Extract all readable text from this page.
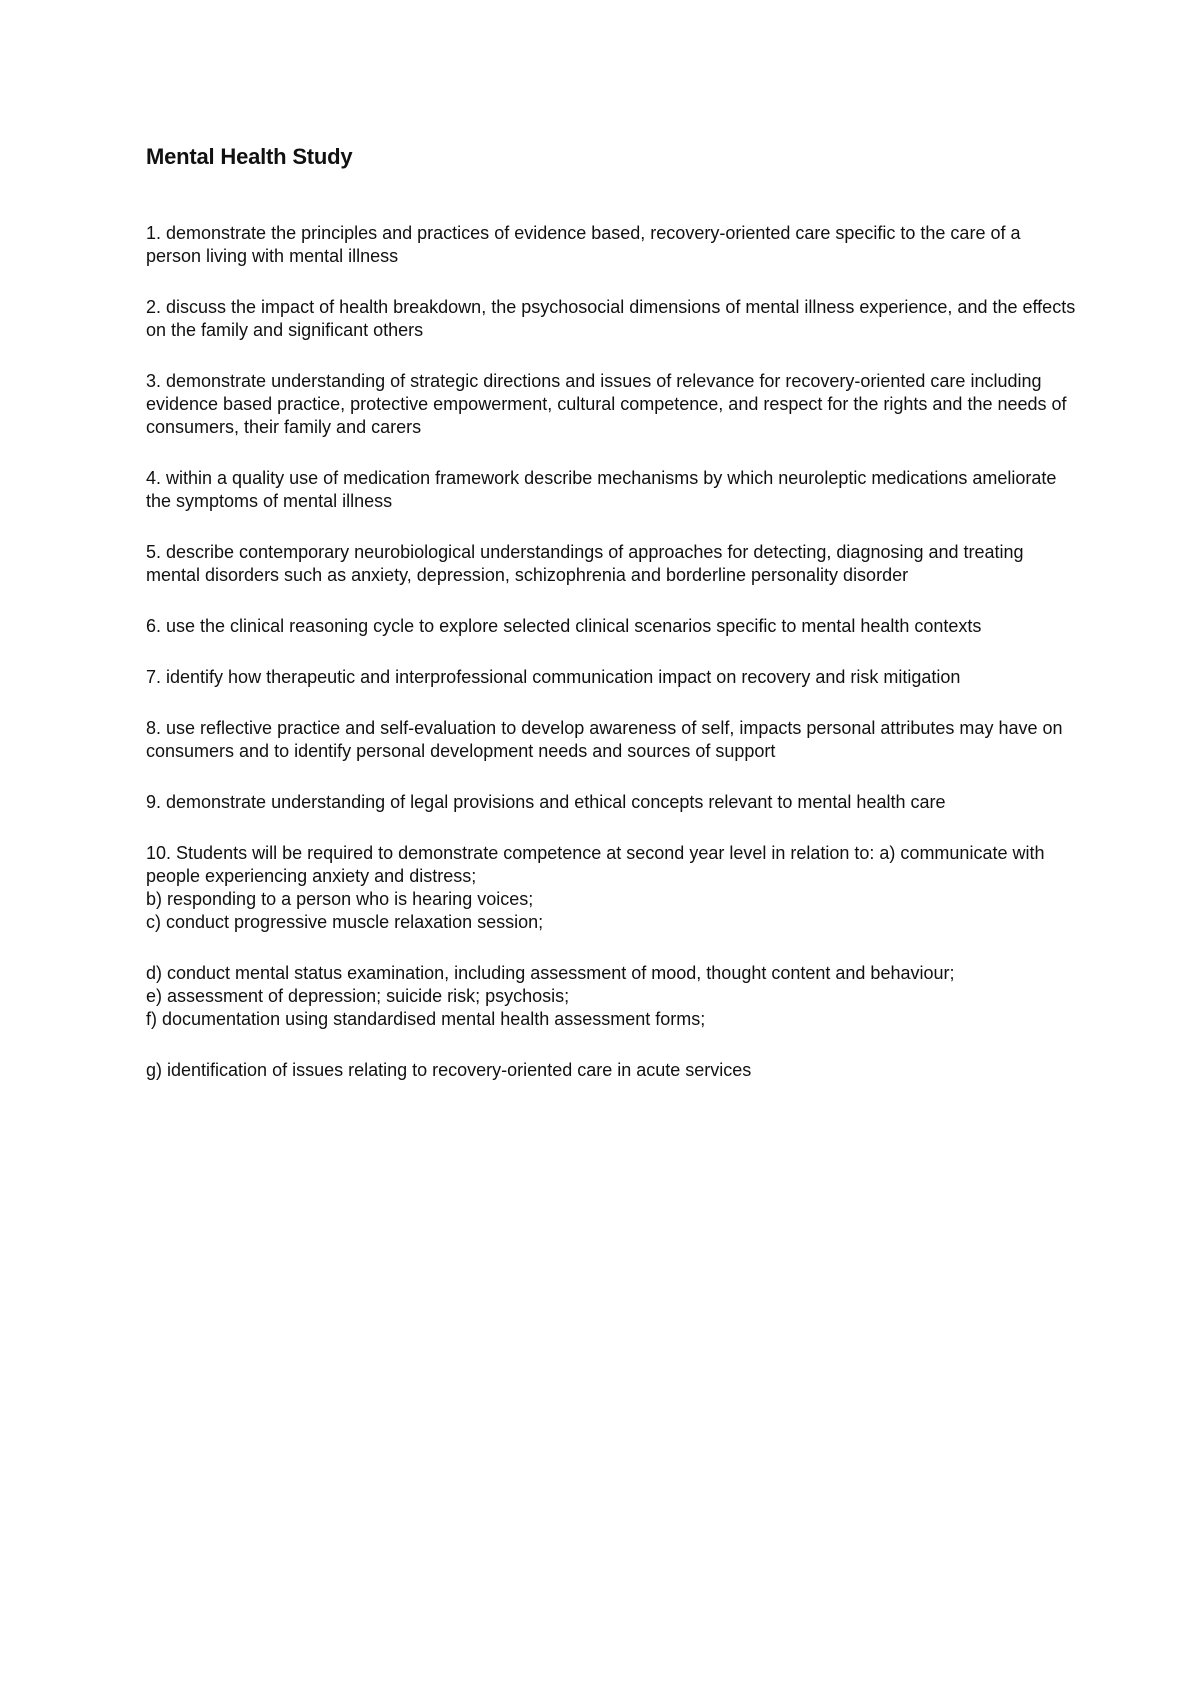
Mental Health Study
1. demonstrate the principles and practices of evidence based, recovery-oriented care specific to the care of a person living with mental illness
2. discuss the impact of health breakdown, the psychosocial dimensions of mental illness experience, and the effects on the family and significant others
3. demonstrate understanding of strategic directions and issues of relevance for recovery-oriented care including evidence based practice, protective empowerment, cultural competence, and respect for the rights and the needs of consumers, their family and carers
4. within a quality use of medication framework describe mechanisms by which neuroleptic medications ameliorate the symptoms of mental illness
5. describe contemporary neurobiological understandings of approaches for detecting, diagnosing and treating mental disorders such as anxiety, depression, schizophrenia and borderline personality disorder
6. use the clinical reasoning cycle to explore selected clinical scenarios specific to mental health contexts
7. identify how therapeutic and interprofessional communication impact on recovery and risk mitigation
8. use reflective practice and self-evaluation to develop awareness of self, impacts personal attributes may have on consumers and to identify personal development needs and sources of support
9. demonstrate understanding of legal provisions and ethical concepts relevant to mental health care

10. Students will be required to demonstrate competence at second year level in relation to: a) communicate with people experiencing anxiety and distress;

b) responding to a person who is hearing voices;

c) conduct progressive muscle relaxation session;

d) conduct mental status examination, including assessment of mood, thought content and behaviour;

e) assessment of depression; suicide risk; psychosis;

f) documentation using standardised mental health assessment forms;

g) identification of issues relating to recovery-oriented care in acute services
------------------------------------------------------------------------
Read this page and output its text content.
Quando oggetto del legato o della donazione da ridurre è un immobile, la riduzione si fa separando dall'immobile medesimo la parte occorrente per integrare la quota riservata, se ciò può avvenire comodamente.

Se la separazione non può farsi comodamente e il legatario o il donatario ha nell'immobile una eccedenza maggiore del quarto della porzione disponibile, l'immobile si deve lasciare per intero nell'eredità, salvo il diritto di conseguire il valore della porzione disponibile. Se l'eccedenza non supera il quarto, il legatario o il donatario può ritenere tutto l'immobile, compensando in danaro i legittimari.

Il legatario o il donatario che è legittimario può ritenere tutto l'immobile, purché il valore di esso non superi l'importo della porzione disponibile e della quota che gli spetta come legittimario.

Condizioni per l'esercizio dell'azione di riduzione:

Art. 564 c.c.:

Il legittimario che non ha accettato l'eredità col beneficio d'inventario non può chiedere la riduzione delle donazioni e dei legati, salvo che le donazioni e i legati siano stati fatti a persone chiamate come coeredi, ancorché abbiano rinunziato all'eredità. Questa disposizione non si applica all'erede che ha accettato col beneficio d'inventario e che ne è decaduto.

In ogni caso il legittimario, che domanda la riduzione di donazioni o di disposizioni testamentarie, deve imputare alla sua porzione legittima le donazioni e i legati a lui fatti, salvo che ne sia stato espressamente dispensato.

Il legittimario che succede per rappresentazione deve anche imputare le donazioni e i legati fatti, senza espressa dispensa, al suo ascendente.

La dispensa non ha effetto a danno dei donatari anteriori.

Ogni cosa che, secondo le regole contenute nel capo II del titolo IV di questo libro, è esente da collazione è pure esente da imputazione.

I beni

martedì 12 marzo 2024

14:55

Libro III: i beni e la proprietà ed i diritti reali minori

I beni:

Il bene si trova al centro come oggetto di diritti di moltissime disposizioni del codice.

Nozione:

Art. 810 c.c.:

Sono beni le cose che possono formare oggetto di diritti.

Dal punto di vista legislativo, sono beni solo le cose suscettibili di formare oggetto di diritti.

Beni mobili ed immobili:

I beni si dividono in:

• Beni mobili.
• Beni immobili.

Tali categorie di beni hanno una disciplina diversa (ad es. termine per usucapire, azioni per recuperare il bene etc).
------------------------------------------------------------------------
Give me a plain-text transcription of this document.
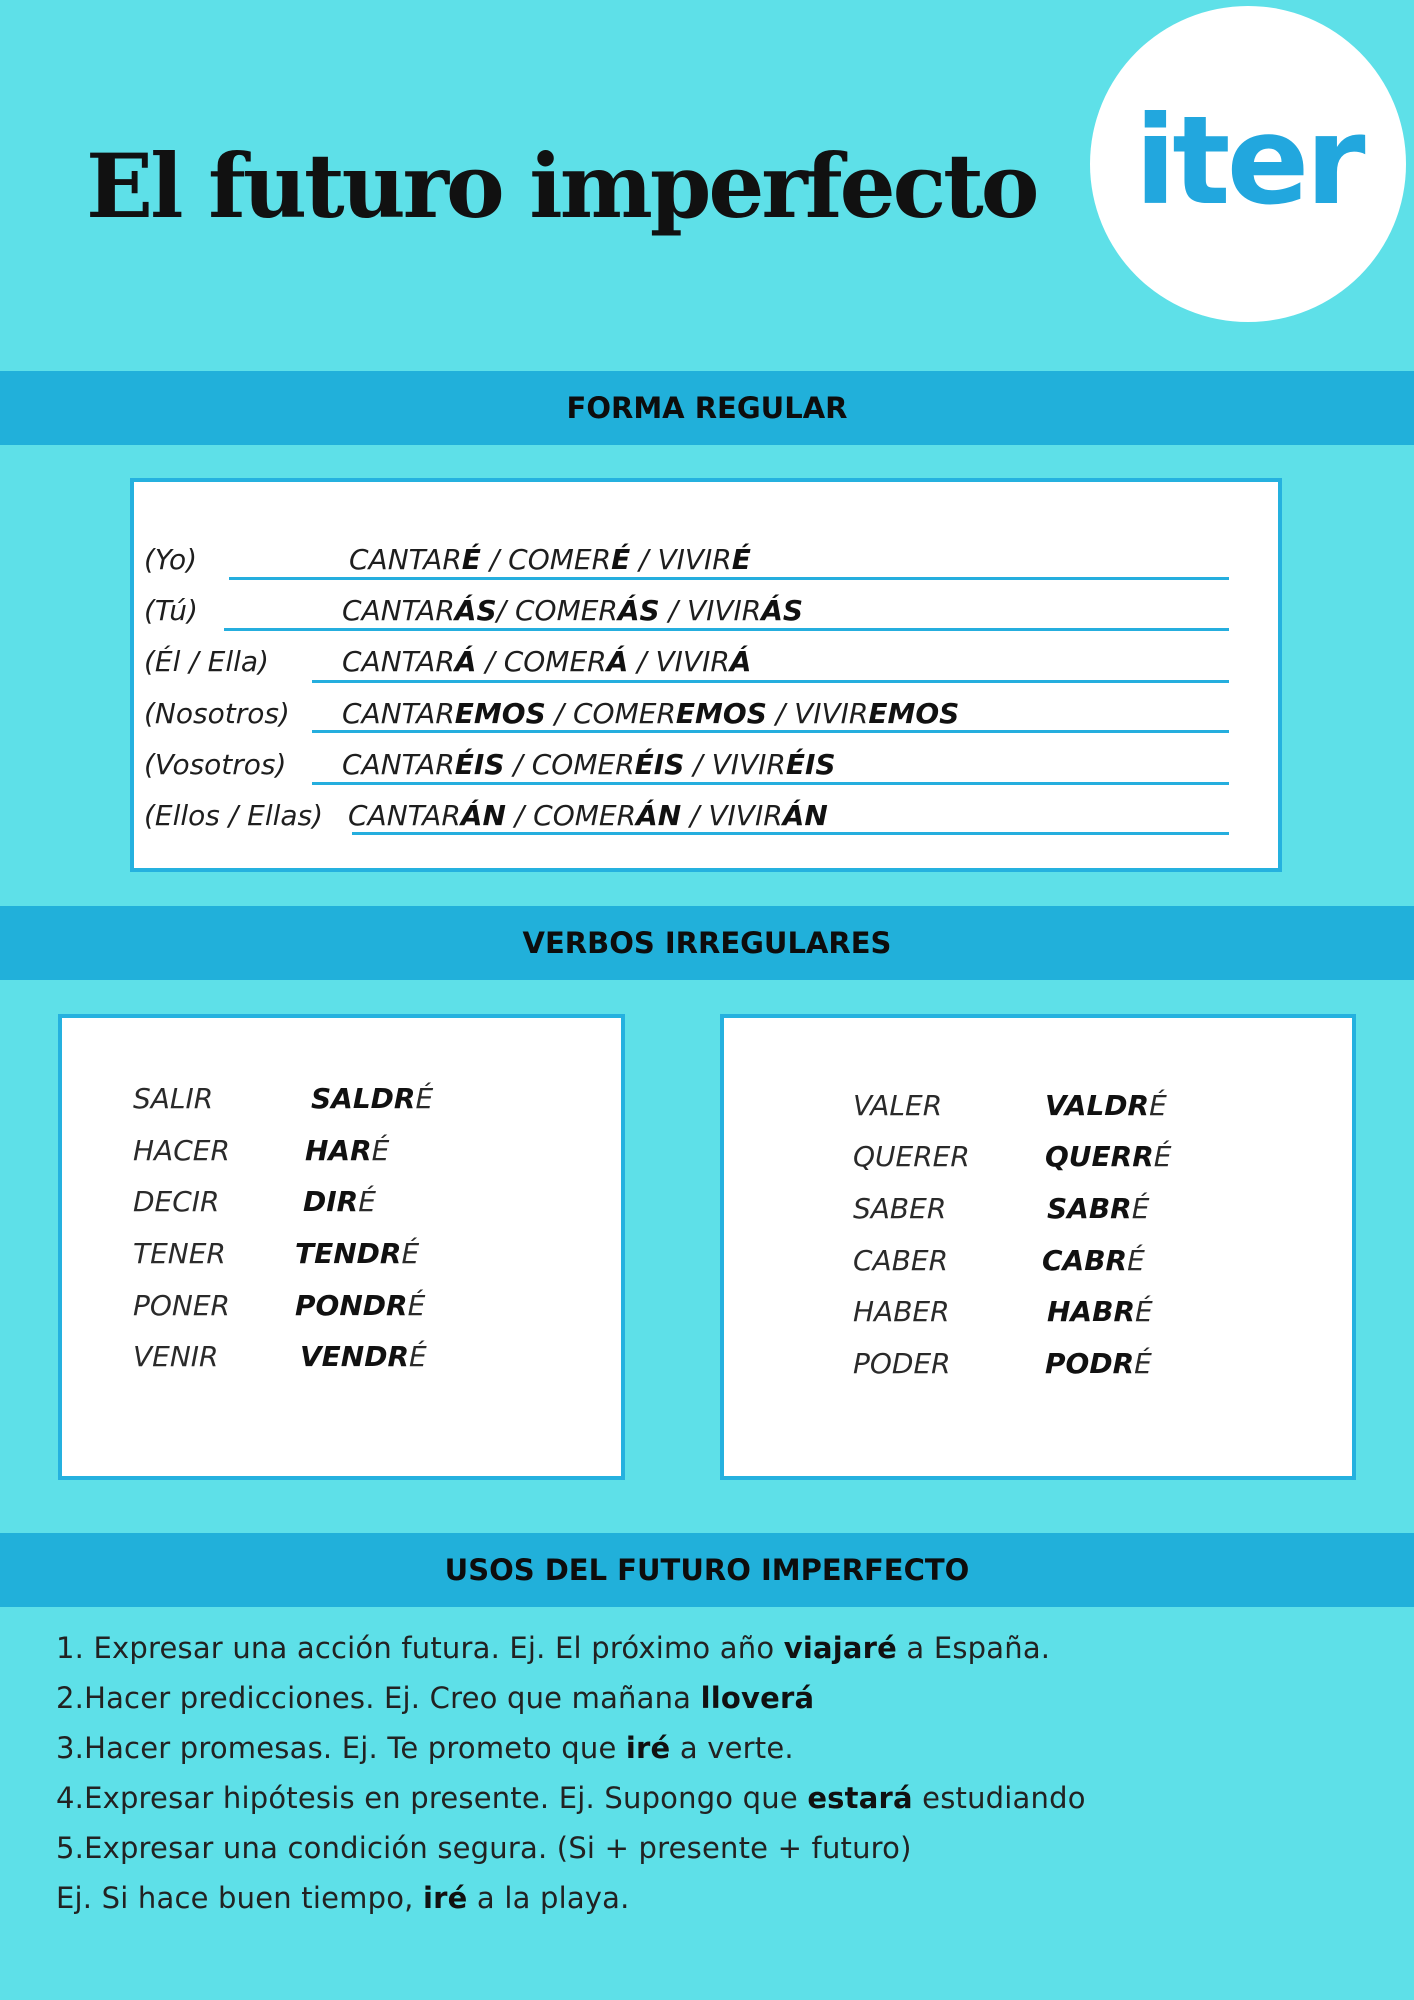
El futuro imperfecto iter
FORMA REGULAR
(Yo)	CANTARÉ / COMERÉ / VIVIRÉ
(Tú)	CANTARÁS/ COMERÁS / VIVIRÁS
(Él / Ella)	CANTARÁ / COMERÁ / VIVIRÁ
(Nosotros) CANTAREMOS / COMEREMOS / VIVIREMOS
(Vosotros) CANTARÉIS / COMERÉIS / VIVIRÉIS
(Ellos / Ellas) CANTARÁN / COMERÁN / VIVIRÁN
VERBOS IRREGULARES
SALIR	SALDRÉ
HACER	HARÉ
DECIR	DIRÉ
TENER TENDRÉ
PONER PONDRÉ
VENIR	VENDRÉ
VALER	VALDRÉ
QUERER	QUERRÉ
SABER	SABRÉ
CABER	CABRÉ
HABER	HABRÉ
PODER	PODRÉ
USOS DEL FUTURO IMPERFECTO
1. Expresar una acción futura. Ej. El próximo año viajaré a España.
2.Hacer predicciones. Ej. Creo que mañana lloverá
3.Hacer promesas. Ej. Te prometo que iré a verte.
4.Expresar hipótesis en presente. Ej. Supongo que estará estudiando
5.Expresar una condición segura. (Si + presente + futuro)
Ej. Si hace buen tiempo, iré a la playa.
------------------------------------------------------------------------
INSTRUCTIONS TO FOLLOW
Pick out the lines containing the word "assessment" and show them.

OUTPUT
d) conduct mental status examination, including assessment of mood, thought content and behaviour;
e) assessment of depression; suicide risk; psychosis;
f) documentation using standardised mental health assessment forms;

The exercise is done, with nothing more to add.